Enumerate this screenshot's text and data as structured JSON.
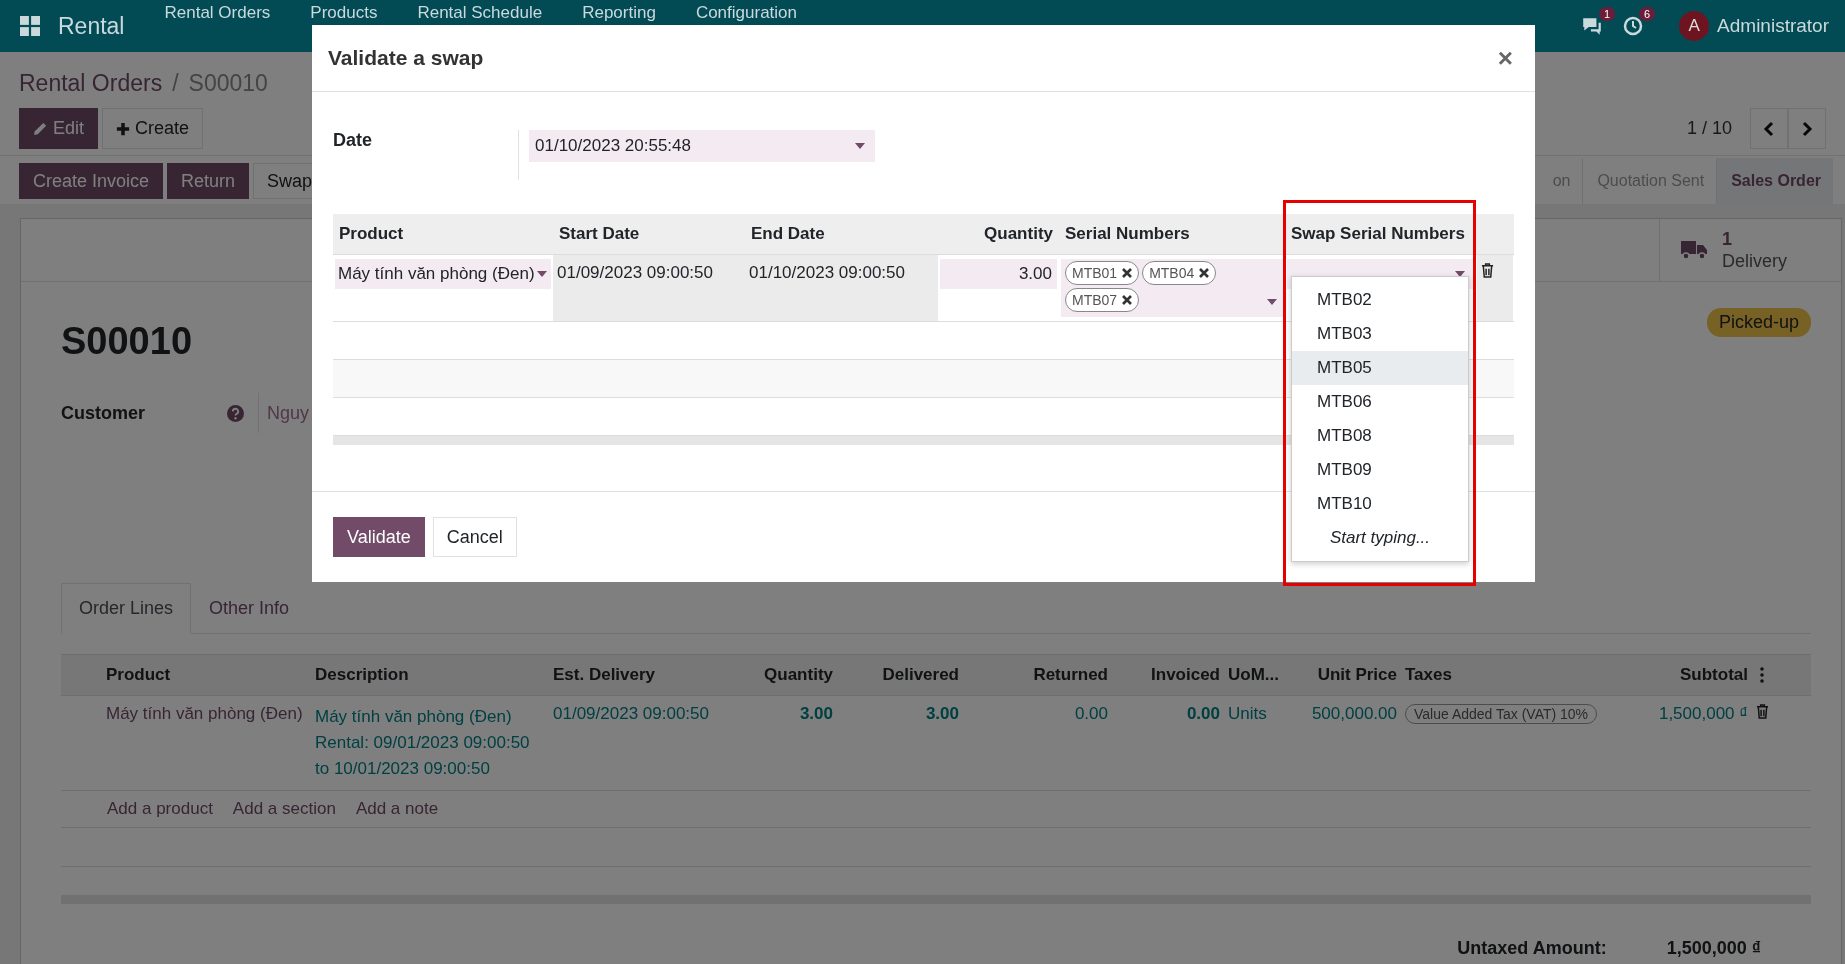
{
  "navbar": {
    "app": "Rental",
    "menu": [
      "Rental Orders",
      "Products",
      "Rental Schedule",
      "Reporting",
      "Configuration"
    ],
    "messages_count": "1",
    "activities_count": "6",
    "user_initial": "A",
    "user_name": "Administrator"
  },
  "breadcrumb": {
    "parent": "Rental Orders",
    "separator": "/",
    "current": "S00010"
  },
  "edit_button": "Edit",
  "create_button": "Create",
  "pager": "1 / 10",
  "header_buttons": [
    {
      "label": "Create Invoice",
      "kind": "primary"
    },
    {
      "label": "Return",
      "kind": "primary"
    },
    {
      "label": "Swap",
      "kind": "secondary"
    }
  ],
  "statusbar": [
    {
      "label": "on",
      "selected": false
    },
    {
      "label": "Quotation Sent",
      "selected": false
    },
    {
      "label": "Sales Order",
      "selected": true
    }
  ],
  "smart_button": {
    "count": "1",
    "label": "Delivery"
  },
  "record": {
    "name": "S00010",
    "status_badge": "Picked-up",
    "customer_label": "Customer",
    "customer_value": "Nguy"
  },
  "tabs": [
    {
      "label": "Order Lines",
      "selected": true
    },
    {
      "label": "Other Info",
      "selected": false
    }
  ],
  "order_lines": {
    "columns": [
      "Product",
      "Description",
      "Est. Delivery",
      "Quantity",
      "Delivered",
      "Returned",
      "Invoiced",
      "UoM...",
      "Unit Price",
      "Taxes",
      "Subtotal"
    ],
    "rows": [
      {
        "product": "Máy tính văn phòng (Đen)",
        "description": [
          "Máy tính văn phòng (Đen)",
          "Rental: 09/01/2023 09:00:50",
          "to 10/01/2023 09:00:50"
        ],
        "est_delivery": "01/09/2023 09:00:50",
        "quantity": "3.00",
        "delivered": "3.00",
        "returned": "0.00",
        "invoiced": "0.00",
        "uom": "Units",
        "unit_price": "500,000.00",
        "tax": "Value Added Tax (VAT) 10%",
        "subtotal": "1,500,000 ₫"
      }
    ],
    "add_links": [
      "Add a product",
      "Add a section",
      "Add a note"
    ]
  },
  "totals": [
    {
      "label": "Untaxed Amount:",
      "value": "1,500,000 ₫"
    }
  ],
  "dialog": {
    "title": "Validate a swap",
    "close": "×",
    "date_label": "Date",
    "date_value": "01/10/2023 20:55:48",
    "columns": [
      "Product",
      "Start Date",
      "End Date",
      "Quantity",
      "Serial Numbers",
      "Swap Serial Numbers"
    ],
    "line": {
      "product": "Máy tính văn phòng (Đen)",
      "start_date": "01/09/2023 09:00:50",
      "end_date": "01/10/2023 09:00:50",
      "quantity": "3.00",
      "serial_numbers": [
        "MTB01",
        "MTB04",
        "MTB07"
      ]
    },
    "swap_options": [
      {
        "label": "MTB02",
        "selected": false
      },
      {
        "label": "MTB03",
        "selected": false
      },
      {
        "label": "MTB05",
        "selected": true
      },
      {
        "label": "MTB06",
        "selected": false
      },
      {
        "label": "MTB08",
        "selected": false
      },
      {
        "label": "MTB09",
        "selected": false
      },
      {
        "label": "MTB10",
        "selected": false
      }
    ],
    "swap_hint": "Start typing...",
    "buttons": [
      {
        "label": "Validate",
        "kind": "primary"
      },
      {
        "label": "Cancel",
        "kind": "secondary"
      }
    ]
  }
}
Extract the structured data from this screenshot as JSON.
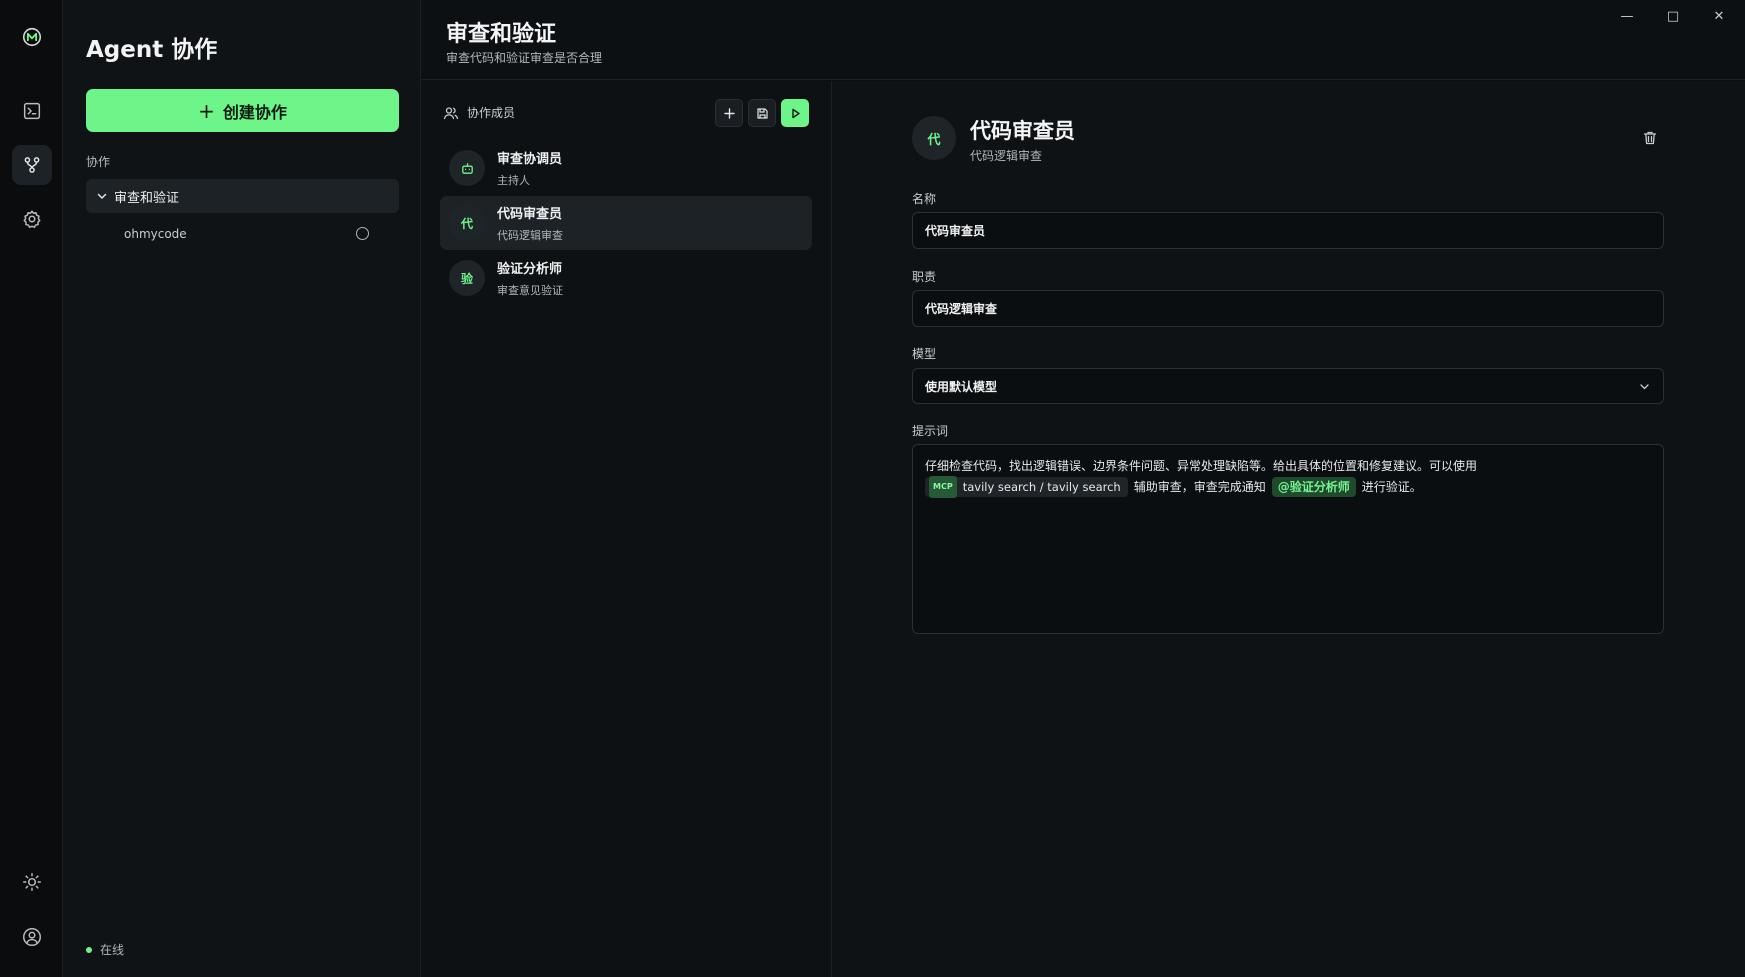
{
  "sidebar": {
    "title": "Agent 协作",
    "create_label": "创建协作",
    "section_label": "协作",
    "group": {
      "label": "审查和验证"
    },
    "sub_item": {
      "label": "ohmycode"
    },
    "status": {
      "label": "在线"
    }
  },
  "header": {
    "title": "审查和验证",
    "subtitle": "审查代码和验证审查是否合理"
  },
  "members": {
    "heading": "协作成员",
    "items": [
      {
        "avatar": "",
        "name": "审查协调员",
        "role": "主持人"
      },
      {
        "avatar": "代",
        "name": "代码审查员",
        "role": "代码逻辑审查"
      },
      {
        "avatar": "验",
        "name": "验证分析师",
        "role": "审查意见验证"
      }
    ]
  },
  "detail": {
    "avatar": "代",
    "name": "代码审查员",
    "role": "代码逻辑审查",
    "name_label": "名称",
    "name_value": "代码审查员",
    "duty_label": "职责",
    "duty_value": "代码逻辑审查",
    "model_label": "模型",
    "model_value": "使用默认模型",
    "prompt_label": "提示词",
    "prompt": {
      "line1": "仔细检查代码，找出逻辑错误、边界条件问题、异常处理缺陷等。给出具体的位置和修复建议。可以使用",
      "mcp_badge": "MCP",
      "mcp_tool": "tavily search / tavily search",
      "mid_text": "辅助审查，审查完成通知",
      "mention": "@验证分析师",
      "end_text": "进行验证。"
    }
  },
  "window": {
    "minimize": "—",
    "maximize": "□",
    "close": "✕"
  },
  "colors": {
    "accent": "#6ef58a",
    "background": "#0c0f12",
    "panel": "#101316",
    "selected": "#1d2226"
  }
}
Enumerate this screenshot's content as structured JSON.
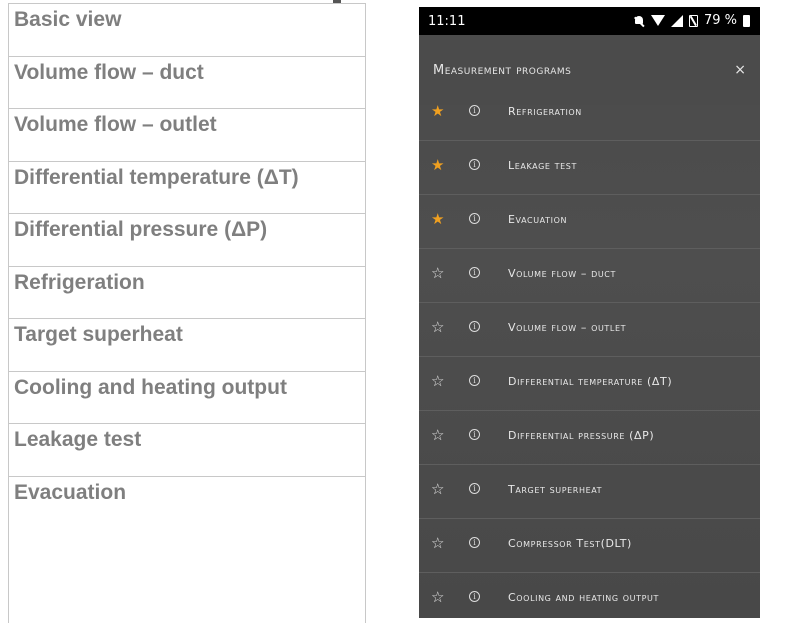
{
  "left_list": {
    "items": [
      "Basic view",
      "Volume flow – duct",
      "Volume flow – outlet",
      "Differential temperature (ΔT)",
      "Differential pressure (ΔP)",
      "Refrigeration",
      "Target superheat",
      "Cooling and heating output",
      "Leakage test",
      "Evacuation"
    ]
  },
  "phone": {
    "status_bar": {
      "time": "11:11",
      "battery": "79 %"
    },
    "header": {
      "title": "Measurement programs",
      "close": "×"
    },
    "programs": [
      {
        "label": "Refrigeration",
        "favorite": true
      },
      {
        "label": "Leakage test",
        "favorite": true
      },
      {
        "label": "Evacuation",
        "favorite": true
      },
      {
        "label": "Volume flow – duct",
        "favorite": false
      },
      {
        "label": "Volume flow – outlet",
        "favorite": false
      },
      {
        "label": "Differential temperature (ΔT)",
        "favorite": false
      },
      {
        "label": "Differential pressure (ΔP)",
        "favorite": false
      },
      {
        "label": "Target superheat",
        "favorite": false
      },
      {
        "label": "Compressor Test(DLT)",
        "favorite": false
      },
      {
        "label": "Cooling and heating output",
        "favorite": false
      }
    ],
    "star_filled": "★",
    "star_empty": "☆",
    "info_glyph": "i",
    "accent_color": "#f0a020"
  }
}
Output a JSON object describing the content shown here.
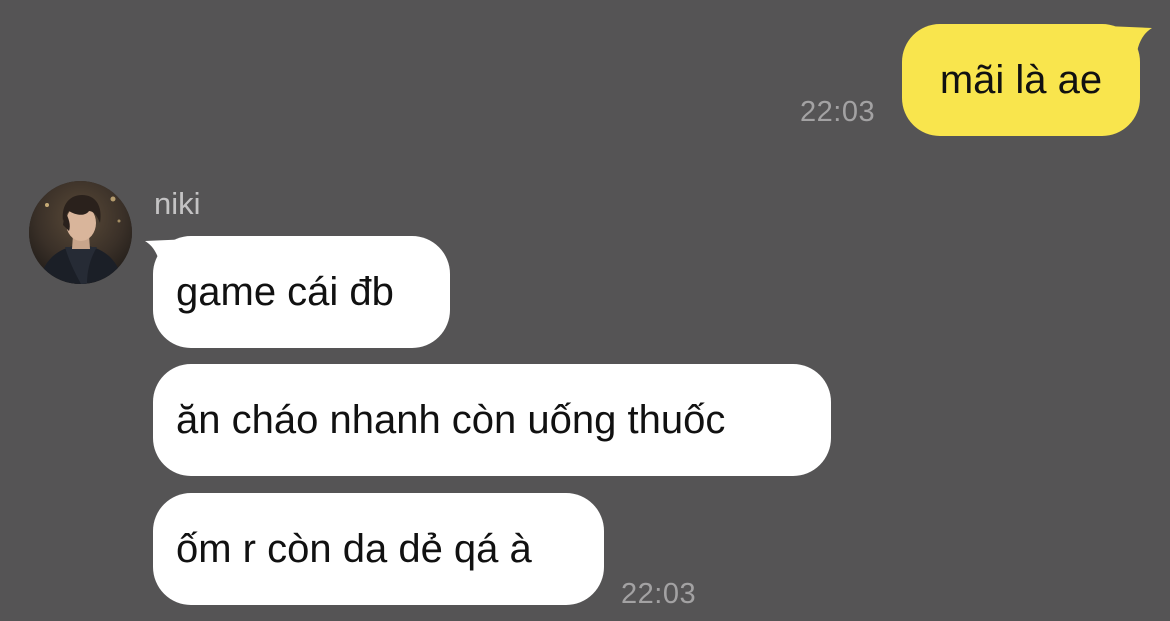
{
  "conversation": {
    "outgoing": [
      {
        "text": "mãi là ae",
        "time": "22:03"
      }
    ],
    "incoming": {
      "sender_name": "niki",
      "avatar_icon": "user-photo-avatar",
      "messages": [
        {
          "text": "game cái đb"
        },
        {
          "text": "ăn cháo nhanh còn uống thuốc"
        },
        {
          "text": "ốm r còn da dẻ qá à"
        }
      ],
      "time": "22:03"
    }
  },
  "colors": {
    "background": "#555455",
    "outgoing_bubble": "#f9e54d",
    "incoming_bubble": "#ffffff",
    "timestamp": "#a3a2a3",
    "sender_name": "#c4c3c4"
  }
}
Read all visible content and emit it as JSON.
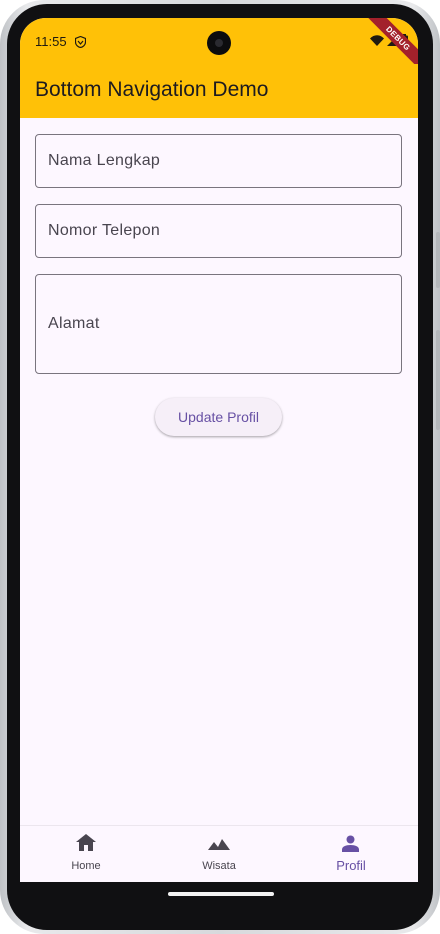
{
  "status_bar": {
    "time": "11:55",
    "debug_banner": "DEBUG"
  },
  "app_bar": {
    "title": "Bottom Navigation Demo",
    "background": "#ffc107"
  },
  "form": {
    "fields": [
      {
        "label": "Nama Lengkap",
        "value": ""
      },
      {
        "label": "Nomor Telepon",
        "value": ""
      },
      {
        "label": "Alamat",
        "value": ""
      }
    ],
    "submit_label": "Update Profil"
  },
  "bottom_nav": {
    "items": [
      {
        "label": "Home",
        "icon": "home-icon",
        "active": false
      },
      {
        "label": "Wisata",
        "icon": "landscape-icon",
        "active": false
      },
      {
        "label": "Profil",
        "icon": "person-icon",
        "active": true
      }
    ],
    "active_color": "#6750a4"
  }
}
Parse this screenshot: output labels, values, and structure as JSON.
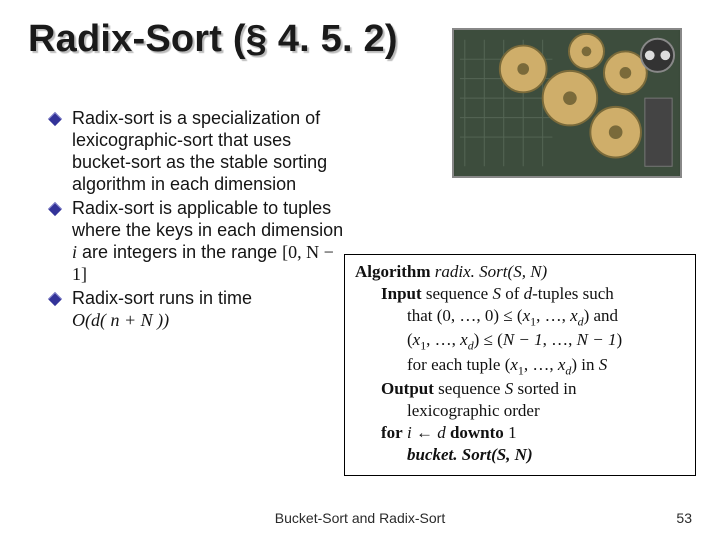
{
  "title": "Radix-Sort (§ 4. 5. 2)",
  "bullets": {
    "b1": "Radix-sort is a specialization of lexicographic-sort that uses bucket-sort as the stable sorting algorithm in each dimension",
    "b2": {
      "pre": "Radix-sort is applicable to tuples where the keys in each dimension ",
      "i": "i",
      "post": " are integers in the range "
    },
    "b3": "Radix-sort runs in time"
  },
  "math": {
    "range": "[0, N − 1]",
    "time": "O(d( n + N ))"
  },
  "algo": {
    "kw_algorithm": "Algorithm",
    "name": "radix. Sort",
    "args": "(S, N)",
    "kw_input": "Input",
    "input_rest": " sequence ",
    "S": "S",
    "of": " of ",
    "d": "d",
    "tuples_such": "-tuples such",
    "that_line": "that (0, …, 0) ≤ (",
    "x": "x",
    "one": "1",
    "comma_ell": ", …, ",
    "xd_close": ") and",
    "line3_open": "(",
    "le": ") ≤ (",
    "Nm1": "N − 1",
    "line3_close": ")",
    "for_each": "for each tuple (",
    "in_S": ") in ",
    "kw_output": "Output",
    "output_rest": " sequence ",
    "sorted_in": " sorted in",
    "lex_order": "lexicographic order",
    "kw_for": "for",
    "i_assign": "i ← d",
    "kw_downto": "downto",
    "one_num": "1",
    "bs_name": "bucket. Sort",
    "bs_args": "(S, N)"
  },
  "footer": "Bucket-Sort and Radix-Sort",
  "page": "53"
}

....

** THE PROBLEM **
Pick out and copy every line that contains the word "Rental".

** IN RESPONSE **
    "app": "Rental",
      "Rental Orders",
      "Rental Schedule",
    "parent": "Rental Orders",
          "Rental: 09/01/2023 09:00:50",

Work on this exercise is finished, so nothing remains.